__Petunjuk__
a - Sebutkan semua bilangan dalam teks sumber tentang Burhan, tanpa ungkapan "salah satu", masing-masing dengan kata yang diterangkannya.
b - Terjemahkan kalimat berikut dari teks sumber ke dalam bahasa Inggris: "Dengan dibantu lima orang pengasuh, mereka sabar merawat bayi tersebut, layaknya anak atau keluarga sendiri."

__Teks Sumber__
------------

Untuk kebutuhan bayi, ia juga banyak mendapat dukungan dari masyarakat karena bantuan donasi, salah satunya berupa perlengkapan bayi yang kini mengalir deras.
Di rumah dua lantai itu, Burhan membesarkan bayi-bayi yang berasal dari sejumlah kota di Tanah Air yang seluruhnya lahir di luar pernikahan yang sah oleh pasangan yang masih muda.
Bahkan, salah satu bayi prematur yang kini sudah tumbuh normal, dilahirkan dari seorang anak perempuan berusia 12 tahun dari Jawa Tengah.
Dengan dibantu lima orang pengasuh, mereka sabar merawat bayi tersebut, layaknya anak atau keluarga sendiri.

------------

Entri dari sebuah kumpulan data

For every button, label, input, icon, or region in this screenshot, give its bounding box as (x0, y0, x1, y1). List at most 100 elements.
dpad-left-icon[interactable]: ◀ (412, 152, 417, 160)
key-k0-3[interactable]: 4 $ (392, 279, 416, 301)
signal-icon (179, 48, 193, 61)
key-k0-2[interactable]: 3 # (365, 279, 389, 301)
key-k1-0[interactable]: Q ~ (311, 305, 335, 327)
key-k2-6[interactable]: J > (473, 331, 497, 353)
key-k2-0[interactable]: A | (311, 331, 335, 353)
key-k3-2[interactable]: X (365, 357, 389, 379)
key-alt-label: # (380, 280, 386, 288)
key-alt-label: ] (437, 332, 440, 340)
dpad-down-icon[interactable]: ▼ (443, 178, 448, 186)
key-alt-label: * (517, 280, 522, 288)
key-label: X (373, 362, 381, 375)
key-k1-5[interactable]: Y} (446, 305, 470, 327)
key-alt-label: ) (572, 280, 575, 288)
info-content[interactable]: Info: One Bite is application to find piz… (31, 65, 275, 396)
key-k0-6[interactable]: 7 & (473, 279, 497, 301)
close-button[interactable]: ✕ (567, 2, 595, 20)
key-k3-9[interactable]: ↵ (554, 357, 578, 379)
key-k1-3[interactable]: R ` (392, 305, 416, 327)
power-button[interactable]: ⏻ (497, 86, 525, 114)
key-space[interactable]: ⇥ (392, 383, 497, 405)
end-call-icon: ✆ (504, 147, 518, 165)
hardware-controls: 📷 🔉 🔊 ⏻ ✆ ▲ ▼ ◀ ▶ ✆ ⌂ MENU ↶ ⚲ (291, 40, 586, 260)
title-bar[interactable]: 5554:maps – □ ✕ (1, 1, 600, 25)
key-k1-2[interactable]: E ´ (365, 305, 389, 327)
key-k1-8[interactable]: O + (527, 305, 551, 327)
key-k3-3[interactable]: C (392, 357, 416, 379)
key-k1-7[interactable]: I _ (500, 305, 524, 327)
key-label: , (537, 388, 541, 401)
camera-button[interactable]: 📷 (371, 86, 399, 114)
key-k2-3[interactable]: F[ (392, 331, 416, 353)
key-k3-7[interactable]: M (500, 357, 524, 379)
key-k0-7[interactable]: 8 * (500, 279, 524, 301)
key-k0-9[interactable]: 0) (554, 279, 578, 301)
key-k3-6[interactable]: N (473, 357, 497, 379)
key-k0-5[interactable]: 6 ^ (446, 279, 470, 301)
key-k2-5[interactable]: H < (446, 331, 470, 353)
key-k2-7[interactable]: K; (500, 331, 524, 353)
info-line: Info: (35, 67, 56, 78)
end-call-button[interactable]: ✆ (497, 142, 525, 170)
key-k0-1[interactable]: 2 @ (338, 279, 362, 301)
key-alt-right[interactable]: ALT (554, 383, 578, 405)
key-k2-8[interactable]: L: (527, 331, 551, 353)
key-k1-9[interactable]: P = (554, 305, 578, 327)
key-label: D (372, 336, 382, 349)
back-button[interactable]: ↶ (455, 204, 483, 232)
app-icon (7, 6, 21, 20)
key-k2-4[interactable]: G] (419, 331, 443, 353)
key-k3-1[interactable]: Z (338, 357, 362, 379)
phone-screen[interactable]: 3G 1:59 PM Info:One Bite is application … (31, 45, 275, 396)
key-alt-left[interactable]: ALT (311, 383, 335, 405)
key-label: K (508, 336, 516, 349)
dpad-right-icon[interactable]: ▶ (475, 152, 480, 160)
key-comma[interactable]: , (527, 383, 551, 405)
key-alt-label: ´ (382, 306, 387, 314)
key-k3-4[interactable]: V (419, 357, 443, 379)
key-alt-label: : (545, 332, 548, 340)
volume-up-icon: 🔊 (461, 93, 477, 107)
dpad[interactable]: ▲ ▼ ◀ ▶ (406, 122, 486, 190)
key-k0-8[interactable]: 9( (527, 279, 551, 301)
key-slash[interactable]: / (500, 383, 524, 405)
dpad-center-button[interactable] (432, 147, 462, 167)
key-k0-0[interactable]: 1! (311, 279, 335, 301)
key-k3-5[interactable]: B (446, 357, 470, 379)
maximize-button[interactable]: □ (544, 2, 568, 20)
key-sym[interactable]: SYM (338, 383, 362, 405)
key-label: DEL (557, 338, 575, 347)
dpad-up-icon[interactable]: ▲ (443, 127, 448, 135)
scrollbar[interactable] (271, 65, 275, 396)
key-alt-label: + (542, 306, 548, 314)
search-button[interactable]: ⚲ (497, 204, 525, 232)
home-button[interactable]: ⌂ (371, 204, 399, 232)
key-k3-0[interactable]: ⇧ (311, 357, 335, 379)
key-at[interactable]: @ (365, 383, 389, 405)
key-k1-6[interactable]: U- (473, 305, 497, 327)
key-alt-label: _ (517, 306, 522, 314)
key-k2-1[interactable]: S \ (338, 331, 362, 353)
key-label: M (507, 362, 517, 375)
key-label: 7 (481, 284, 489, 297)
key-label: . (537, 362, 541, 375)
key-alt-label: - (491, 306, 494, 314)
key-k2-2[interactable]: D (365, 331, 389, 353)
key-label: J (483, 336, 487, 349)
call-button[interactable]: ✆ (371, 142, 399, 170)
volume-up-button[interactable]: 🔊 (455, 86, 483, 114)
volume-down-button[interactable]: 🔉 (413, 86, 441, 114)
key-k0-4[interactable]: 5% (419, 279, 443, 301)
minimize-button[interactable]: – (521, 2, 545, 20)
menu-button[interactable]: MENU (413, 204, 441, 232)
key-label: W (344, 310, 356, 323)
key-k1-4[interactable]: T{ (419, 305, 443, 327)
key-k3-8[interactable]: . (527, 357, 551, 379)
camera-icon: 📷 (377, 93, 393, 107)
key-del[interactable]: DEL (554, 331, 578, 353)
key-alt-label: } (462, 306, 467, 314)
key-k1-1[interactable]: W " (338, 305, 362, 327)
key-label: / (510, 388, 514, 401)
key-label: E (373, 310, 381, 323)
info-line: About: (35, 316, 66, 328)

------------

__Jawaban Latihan__
a - dua (lantai), 12 (tahun), lima (orang pengasuh)

b - With the help of five caregivers, they patiently look after the babies as if they were their own children or family.